**AIM OF THE TASK**
Restate the data word for word and leave the images out.

**DATA FOR PROCESSING**

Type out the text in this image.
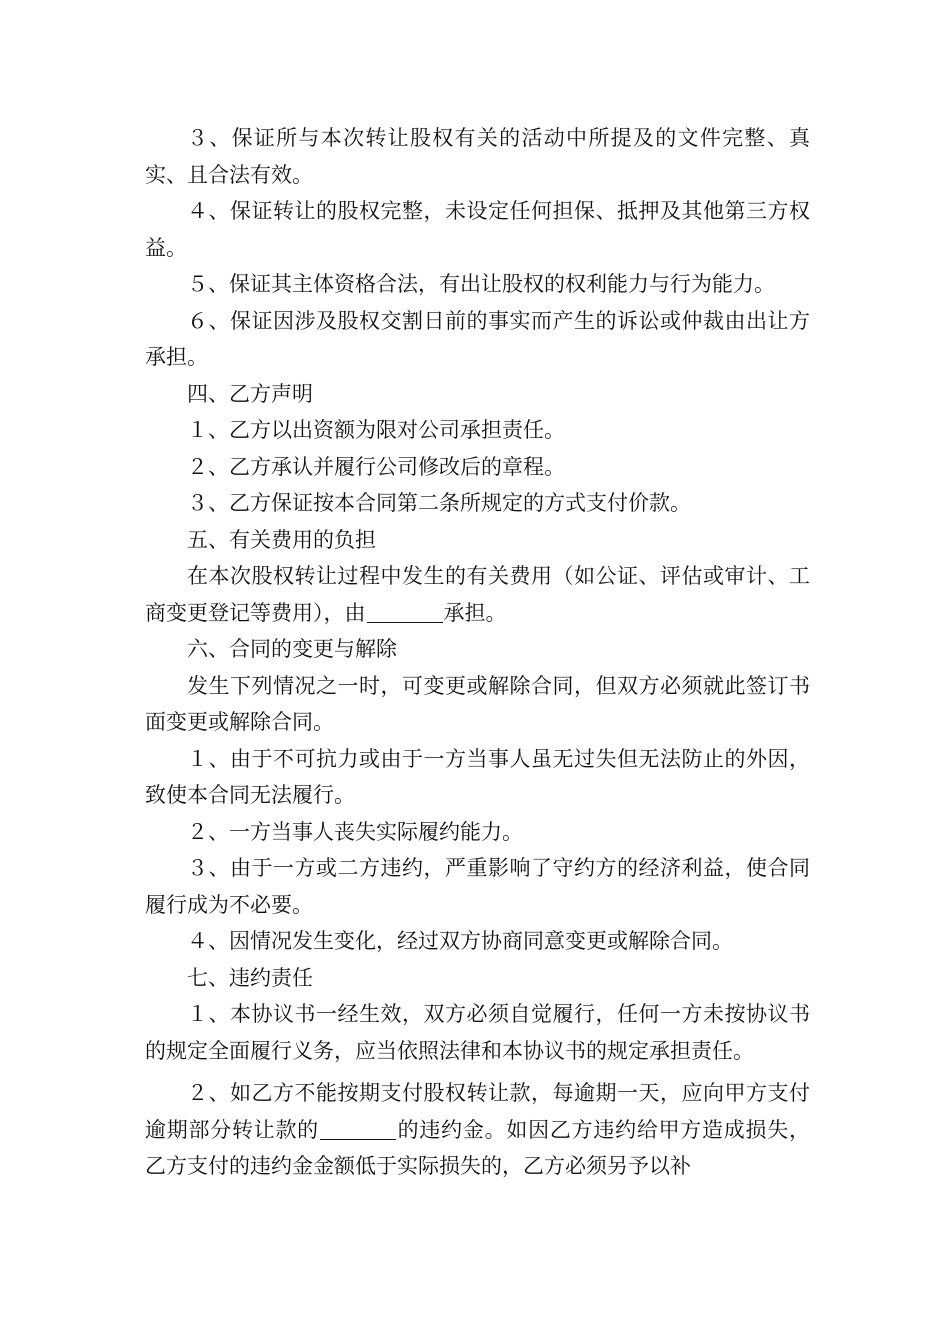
３、保证所与本次转让股权有关的活动中所提及的文件完整、真实、且合法有效。

４、保证转让的股权完整，未设定任何担保、抵押及其他第三方权益。

５、保证其主体资格合法，有出让股权的权利能力与行为能力。

６、保证因涉及股权交割日前的事实而产生的诉讼或仲裁由出让方承担。

四、乙方声明

１、乙方以出资额为限对公司承担责任。

２、乙方承认并履行公司修改后的章程。

３、乙方保证按本合同第二条所规定的方式支付价款。

五、有关费用的负担

在本次股权转让过程中发生的有关费用（如公证、评估或审计、工商变更登记等费用），由	承担。

六、合同的变更与解除

发生下列情况之一时，可变更或解除合同，但双方必须就此签订书面变更或解除合同。

１、由于不可抗力或由于一方当事人虽无过失但无法防止的外因，致使本合同无法履行。

２、一方当事人丧失实际履约能力。

３、由于一方或二方违约，严重影响了守约方的经济利益，使合同履行成为不必要。

４、因情况发生变化，经过双方协商同意变更或解除合同。

七、违约责任

１、本协议书一经生效，双方必须自觉履行，任何一方未按协议书的规定全面履行义务，应当依照法律和本协议书的规定承担责任。

２、如乙方不能按期支付股权转让款，每逾期一天，应向甲方支付逾期部分转让款的	的违约金。如因乙方违约给甲方造成损失，乙方支付的违约金金额低于实际损失的，乙方必须另予以补
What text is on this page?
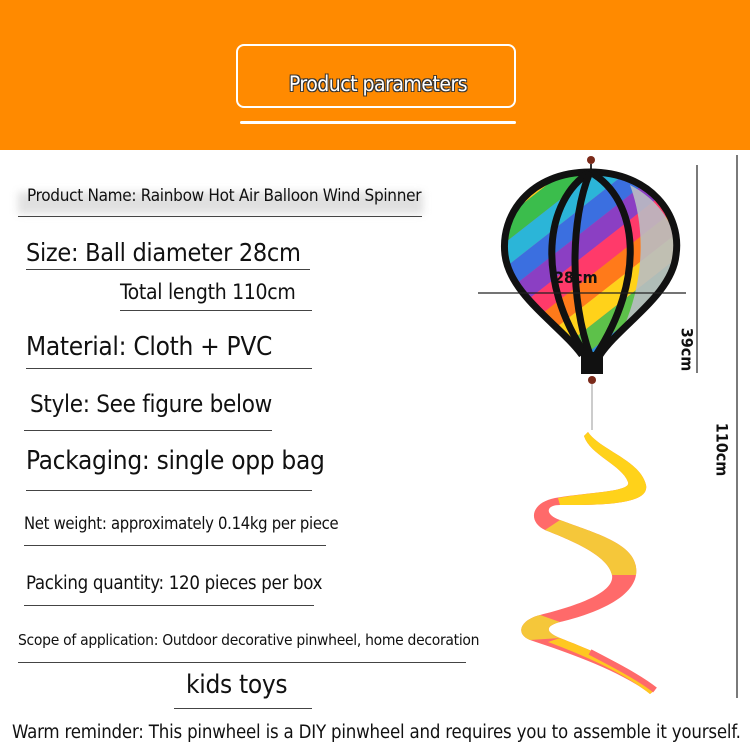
Product parameters
Product Name: Rainbow Hot Air Balloon Wind Spinner
Size: Ball diameter 28cm
Total length 110cm
Material: Cloth + PVC
Style: See figure below
Packaging: single opp bag
Net weight: approximately 0.14kg per piece
Packing quantity: 120 pieces per box
Scope of application: Outdoor decorative pinwheel, home decoration
kids toys
Warm reminder: This pinwheel is a DIY pinwheel and requires you to assemble it yourself.
28cm
39cm
110cm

**RESPONSE BELOW**
Type out the text in this image.
３、保证所与本次转让股权有关的活动中所提及的文件完整、真实、且合法有效。

４、保证转让的股权完整，未设定任何担保、抵押及其他第三方权益。

５、保证其主体资格合法，有出让股权的权利能力与行为能力。

６、保证因涉及股权交割日前的事实而产生的诉讼或仲裁由出让方承担。

四、乙方声明

１、乙方以出资额为限对公司承担责任。

２、乙方承认并履行公司修改后的章程。

３、乙方保证按本合同第二条所规定的方式支付价款。

五、有关费用的负担

在本次股权转让过程中发生的有关费用（如公证、评估或审计、工商变更登记等费用），由	承担。

六、合同的变更与解除

发生下列情况之一时，可变更或解除合同，但双方必须就此签订书面变更或解除合同。

１、由于不可抗力或由于一方当事人虽无过失但无法防止的外因，致使本合同无法履行。

２、一方当事人丧失实际履约能力。

３、由于一方或二方违约，严重影响了守约方的经济利益，使合同履行成为不必要。

４、因情况发生变化，经过双方协商同意变更或解除合同。

七、违约责任

１、本协议书一经生效，双方必须自觉履行，任何一方未按协议书的规定全面履行义务，应当依照法律和本协议书的规定承担责任。

２、如乙方不能按期支付股权转让款，每逾期一天，应向甲方支付逾期部分转让款的	的违约金。如因乙方违约给甲方造成损失，乙方支付的违约金金额低于实际损失的，乙方必须另予以补
What text is on this page?
Product parameters
Product Name: Rainbow Hot Air Balloon Wind Spinner
Size: Ball diameter 28cm
Total length 110cm
Material: Cloth + PVC
Style: See figure below
Packaging: single opp bag
Net weight: approximately 0.14kg per piece
Packing quantity: 120 pieces per box
Scope of application: Outdoor decorative pinwheel, home decoration
kids toys
Warm reminder: This pinwheel is a DIY pinwheel and requires you to assemble it yourself.
28cm
39cm
110cm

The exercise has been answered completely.